Dataset items:
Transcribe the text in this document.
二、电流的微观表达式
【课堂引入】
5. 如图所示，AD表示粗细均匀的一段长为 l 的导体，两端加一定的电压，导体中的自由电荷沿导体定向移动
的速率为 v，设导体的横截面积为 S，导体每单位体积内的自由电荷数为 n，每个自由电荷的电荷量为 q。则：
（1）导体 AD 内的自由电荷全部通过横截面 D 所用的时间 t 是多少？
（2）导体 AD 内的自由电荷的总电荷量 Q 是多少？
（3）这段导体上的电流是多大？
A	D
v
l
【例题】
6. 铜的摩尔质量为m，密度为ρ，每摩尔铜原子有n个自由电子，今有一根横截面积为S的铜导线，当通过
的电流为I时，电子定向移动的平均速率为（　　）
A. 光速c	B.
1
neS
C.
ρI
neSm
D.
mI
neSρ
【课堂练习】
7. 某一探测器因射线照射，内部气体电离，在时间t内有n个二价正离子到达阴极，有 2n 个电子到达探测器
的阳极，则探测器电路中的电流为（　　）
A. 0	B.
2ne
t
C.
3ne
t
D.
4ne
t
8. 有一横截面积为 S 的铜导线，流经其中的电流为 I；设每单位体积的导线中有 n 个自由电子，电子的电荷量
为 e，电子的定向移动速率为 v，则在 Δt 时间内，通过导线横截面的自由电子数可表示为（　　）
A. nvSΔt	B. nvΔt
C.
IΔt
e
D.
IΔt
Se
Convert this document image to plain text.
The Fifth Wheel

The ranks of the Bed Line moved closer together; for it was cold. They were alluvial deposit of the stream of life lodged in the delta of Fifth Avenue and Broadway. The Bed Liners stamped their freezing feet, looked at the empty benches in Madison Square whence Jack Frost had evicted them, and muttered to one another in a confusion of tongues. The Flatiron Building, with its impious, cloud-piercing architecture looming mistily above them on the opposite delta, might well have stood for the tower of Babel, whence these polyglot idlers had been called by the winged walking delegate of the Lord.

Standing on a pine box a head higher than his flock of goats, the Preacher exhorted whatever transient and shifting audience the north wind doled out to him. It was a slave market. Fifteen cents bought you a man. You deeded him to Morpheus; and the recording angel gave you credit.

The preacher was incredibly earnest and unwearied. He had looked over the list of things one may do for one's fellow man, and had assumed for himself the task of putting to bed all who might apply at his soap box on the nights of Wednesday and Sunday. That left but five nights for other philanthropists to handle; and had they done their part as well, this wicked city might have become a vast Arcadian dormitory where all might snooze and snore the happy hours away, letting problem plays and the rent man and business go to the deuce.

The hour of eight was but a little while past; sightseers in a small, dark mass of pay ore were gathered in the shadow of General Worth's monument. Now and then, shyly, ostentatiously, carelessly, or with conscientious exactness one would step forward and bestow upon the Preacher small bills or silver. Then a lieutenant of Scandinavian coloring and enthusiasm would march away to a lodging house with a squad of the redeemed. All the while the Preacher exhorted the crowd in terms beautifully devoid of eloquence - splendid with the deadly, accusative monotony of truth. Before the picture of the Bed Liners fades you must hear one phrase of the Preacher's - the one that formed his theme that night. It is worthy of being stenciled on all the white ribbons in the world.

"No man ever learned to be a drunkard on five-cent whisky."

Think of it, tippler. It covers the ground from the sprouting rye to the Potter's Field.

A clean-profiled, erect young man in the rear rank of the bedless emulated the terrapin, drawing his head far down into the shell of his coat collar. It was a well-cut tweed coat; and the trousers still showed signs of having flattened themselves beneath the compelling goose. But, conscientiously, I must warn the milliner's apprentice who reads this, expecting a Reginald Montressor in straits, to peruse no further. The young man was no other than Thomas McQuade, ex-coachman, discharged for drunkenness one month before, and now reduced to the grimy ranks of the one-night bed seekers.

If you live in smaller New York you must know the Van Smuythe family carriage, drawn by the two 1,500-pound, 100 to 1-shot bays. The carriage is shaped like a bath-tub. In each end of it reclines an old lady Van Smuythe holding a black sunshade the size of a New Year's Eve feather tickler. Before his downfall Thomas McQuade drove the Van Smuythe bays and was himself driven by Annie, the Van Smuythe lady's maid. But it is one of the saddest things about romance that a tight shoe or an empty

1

### [What the task requires]
Word for word, write out all of the data above.

### [Result]
Transcribe the text in this document.
二、电流的微观表达式
【课堂引入】
5. 如图所示，AD表示粗细均匀的一段长为 l 的导体，两端加一定的电压，导体中的自由电荷沿导体定向移动
的速率为 v，设导体的横截面积为 S，导体每单位体积内的自由电荷数为 n，每个自由电荷的电荷量为 q。则：
（1）导体 AD 内的自由电荷全部通过横截面 D 所用的时间 t 是多少？
（2）导体 AD 内的自由电荷的总电荷量 Q 是多少？
（3）这段导体上的电流是多大？
A	D
v
l
【例题】
6. 铜的摩尔质量为m，密度为ρ，每摩尔铜原子有n个自由电子，今有一根横截面积为S的铜导线，当通过
的电流为I时，电子定向移动的平均速率为（　　）
A. 光速c	B.
1
neS
C.
ρI
neSm
D.
mI
neSρ
【课堂练习】
7. 某一探测器因射线照射，内部气体电离，在时间t内有n个二价正离子到达阴极，有 2n 个电子到达探测器
的阳极，则探测器电路中的电流为（　　）
A. 0	B.
2ne
t
C.
3ne
t
D.
4ne
t
8. 有一横截面积为 S 的铜导线，流经其中的电流为 I；设每单位体积的导线中有 n 个自由电子，电子的电荷量
为 e，电子的定向移动速率为 v，则在 Δt 时间内，通过导线横截面的自由电子数可表示为（　　）
A. nvSΔt	B. nvΔt
C.
IΔt
e
D.
IΔt
Se
Convert this document image to plain text.
The Fifth Wheel

The ranks of the Bed Line moved closer together; for it was cold. They were alluvial deposit of the stream of life lodged in the delta of Fifth Avenue and Broadway. The Bed Liners stamped their freezing feet, looked at the empty benches in Madison Square whence Jack Frost had evicted them, and muttered to one another in a confusion of tongues. The Flatiron Building, with its impious, cloud-piercing architecture looming mistily above them on the opposite delta, might well have stood for the tower of Babel, whence these polyglot idlers had been called by the winged walking delegate of the Lord.

Standing on a pine box a head higher than his flock of goats, the Preacher exhorted whatever transient and shifting audience the north wind doled out to him. It was a slave market. Fifteen cents bought you a man. You deeded him to Morpheus; and the recording angel gave you credit.

The preacher was incredibly earnest and unwearied. He had looked over the list of things one may do for one's fellow man, and had assumed for himself the task of putting to bed all who might apply at his soap box on the nights of Wednesday and Sunday. That left but five nights for other philanthropists to handle; and had they done their part as well, this wicked city might have become a vast Arcadian dormitory where all might snooze and snore the happy hours away, letting problem plays and the rent man and business go to the deuce.

The hour of eight was but a little while past; sightseers in a small, dark mass of pay ore were gathered in the shadow of General Worth's monument. Now and then, shyly, ostentatiously, carelessly, or with conscientious exactness one would step forward and bestow upon the Preacher small bills or silver. Then a lieutenant of Scandinavian coloring and enthusiasm would march away to a lodging house with a squad of the redeemed. All the while the Preacher exhorted the crowd in terms beautifully devoid of eloquence - splendid with the deadly, accusative monotony of truth. Before the picture of the Bed Liners fades you must hear one phrase of the Preacher's - the one that formed his theme that night. It is worthy of being stenciled on all the white ribbons in the world.

"No man ever learned to be a drunkard on five-cent whisky."

Think of it, tippler. It covers the ground from the sprouting rye to the Potter's Field.

A clean-profiled, erect young man in the rear rank of the bedless emulated the terrapin, drawing his head far down into the shell of his coat collar. It was a well-cut tweed coat; and the trousers still showed signs of having flattened themselves beneath the compelling goose. But, conscientiously, I must warn the milliner's apprentice who reads this, expecting a Reginald Montressor in straits, to peruse no further. The young man was no other than Thomas McQuade, ex-coachman, discharged for drunkenness one month before, and now reduced to the grimy ranks of the one-night bed seekers.

If you live in smaller New York you must know the Van Smuythe family carriage, drawn by the two 1,500-pound, 100 to 1-shot bays. The carriage is shaped like a bath-tub. In each end of it reclines an old lady Van Smuythe holding a black sunshade the size of a New Year's Eve feather tickler. Before his downfall Thomas McQuade drove the Van Smuythe bays and was himself driven by Annie, the Van Smuythe lady's maid. But it is one of the saddest things about romance that a tight shoe or an empty

1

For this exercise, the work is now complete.